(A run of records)
>> begin
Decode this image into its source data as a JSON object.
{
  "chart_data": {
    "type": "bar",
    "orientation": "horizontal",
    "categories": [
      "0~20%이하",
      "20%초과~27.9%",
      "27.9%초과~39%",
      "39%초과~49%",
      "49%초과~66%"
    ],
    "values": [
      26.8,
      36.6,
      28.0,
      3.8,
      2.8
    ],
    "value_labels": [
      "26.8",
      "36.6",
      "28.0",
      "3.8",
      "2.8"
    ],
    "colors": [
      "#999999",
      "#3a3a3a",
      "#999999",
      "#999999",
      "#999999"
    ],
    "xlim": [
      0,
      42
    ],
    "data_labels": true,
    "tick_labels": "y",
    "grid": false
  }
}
>> end
[DO THIS] Recopy all the lines exactly as they appear.

[RESULT OF THE TASK]
Decode this image into its source data as a JSON object.
{
  "chart_data": {
    "type": "bar",
    "orientation": "horizontal",
    "categories": [
      "0~20%이하",
      "20%초과~27.9%",
      "27.9%초과~39%",
      "39%초과~49%",
      "49%초과~66%"
    ],
    "values": [
      26.8,
      36.6,
      28.0,
      3.8,
      2.8
    ],
    "value_labels": [
      "26.8",
      "36.6",
      "28.0",
      "3.8",
      "2.8"
    ],
    "colors": [
      "#999999",
      "#3a3a3a",
      "#999999",
      "#999999",
      "#999999"
    ],
    "xlim": [
      0,
      42
    ],
    "data_labels": true,
    "tick_labels": "y",
    "grid": false
  }
}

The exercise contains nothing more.